-- start of INPUT DATA --

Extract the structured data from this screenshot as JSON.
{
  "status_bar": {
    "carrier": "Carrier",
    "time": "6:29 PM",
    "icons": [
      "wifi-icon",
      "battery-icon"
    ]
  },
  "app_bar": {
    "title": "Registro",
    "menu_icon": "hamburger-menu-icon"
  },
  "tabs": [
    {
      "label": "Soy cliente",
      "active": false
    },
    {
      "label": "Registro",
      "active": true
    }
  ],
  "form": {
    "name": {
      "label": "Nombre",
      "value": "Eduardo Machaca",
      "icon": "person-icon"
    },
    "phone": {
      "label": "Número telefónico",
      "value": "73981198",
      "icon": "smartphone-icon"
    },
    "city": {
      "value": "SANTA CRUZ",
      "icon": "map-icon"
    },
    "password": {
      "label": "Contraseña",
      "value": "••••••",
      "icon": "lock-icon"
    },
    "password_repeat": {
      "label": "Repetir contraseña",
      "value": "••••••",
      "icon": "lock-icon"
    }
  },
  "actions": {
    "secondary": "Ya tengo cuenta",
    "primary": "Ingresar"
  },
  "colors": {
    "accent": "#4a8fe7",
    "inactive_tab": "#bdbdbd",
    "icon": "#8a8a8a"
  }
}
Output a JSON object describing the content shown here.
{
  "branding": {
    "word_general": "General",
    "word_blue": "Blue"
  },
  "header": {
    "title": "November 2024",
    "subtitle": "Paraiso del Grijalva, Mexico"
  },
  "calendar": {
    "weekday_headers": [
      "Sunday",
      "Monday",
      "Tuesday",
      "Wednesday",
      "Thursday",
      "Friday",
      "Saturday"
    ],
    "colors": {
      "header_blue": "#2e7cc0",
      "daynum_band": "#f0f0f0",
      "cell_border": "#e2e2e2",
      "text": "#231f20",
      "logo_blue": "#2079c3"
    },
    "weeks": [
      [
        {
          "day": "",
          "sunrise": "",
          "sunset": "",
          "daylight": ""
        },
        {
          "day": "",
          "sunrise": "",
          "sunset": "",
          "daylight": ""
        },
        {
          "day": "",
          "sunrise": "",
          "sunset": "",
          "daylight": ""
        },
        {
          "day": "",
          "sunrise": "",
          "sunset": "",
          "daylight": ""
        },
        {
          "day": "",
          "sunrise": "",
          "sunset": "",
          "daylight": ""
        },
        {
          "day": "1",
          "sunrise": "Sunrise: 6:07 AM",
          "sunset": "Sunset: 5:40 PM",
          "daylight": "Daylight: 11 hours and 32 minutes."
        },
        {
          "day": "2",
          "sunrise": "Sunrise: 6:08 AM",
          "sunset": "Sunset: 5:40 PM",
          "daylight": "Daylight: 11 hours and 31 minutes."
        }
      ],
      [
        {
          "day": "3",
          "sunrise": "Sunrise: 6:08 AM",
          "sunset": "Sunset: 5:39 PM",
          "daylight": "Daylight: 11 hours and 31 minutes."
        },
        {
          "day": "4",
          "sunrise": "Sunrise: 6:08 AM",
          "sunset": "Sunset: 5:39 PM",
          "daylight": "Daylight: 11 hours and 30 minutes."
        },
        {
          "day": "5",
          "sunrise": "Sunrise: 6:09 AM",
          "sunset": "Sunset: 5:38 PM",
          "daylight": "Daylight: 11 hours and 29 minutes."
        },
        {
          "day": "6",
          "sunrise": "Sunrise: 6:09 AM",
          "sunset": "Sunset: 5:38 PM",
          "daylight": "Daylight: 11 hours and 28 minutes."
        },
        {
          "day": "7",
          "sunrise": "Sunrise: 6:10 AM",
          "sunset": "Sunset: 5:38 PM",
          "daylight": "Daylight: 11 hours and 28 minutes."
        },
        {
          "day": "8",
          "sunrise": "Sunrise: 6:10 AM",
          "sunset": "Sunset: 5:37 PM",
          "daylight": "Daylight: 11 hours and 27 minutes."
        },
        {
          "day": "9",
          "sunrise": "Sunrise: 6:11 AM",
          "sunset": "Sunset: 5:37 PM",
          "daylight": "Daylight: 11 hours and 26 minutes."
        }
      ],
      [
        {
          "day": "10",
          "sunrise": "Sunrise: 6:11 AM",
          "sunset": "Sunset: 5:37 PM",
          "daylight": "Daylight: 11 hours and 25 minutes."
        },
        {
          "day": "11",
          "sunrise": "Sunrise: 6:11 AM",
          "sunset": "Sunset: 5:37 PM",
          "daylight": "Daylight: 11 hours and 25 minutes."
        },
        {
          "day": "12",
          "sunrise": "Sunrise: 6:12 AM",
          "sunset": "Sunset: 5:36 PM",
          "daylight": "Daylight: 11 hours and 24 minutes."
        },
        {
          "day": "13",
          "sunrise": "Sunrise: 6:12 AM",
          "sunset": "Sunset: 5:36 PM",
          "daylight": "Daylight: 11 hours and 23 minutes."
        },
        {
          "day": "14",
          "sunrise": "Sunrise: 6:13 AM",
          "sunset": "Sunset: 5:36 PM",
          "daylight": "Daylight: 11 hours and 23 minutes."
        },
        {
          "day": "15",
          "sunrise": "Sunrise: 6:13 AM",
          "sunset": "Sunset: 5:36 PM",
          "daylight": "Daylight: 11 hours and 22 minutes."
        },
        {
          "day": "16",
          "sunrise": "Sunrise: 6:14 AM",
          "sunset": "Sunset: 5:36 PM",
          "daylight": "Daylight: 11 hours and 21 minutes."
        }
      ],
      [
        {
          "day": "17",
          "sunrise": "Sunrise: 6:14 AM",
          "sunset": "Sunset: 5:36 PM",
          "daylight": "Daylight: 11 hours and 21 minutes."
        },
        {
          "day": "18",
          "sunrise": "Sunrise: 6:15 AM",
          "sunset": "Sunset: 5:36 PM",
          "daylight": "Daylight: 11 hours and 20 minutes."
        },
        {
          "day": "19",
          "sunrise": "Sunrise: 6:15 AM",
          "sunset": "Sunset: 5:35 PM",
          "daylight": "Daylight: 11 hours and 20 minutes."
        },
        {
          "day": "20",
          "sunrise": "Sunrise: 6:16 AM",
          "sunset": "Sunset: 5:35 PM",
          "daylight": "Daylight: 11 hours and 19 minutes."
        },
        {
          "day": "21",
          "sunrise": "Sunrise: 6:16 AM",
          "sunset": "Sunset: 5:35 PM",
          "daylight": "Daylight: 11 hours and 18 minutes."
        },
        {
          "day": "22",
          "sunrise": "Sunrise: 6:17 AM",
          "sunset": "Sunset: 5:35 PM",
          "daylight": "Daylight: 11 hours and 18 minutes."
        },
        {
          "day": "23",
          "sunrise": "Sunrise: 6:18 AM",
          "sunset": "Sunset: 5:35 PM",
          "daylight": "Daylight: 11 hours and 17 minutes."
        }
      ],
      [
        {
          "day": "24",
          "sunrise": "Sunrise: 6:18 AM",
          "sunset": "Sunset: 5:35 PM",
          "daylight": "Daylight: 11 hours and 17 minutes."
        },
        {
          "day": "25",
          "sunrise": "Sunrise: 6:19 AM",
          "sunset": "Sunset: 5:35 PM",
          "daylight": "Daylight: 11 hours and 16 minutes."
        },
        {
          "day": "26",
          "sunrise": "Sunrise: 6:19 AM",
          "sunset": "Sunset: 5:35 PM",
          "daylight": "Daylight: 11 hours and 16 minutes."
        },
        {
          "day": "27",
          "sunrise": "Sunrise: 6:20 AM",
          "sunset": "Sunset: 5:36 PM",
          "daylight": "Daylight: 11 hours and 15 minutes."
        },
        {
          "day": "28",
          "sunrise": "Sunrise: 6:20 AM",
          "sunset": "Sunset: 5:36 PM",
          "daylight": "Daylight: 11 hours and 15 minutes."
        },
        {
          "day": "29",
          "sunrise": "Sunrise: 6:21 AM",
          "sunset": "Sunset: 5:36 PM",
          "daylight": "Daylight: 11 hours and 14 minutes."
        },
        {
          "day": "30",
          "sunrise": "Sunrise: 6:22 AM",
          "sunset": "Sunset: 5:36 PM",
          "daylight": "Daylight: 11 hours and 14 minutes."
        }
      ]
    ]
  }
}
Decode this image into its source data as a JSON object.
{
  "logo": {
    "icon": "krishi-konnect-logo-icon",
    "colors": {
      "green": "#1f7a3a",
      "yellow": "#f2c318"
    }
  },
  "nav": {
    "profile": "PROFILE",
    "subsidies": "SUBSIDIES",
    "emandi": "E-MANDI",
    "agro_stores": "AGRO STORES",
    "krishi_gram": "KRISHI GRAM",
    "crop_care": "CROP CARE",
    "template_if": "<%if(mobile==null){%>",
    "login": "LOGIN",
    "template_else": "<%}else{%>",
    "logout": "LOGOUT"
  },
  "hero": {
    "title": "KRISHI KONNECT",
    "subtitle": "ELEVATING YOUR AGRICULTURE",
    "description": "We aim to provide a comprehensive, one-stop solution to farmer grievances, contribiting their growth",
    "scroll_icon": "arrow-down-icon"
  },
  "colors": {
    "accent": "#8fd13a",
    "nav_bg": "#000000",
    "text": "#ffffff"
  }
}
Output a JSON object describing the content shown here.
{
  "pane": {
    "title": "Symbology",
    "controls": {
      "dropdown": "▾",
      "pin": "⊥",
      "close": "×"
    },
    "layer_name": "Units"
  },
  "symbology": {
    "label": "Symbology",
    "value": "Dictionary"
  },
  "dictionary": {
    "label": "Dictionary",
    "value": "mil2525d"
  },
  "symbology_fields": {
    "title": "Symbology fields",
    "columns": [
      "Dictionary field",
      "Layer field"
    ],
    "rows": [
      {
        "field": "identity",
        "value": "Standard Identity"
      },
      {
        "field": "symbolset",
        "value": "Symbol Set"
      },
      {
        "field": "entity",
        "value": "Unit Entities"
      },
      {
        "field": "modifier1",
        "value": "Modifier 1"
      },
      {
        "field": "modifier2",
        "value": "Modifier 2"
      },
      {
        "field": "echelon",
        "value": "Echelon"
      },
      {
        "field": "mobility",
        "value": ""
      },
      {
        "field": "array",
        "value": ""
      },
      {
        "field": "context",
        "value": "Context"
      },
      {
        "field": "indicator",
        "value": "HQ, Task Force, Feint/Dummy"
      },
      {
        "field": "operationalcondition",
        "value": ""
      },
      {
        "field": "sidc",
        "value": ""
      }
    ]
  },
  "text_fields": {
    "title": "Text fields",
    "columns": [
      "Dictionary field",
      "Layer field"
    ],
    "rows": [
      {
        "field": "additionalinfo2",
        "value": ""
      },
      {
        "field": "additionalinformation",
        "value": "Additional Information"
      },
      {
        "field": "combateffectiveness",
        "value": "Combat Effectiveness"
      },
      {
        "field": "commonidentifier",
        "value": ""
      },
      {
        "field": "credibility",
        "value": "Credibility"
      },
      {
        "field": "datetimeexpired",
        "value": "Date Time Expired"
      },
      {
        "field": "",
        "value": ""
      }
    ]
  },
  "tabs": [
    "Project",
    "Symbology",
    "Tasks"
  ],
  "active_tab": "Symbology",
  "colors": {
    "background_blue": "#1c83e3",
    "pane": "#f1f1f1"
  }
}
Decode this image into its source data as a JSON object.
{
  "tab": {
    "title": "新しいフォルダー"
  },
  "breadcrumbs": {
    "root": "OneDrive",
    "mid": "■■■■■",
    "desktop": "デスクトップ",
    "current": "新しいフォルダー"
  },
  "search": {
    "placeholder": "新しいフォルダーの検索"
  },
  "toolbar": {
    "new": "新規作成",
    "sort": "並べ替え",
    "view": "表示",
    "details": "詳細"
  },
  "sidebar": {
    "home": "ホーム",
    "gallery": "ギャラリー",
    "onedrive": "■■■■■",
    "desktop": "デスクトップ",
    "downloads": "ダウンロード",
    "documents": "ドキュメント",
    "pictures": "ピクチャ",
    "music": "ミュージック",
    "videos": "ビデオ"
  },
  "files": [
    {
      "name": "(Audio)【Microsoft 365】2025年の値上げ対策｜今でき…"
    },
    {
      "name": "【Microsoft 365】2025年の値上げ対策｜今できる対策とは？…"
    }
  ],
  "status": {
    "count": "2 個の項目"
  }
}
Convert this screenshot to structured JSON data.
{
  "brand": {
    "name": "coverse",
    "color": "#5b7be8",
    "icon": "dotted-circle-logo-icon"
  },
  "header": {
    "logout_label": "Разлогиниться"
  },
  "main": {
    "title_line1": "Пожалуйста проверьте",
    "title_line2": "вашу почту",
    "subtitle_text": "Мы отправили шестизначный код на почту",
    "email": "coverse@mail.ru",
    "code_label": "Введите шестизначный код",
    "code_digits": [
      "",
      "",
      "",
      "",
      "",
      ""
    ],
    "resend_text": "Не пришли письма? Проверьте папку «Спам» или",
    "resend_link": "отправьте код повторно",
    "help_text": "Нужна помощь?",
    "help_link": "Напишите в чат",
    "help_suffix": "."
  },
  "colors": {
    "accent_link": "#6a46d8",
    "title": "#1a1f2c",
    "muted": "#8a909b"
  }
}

-- end of INPUT DATA --

### GIVEN TASK:
How many of the lines above contain the string "this"? Give the number only.

### EXPECTED ANSWER:
4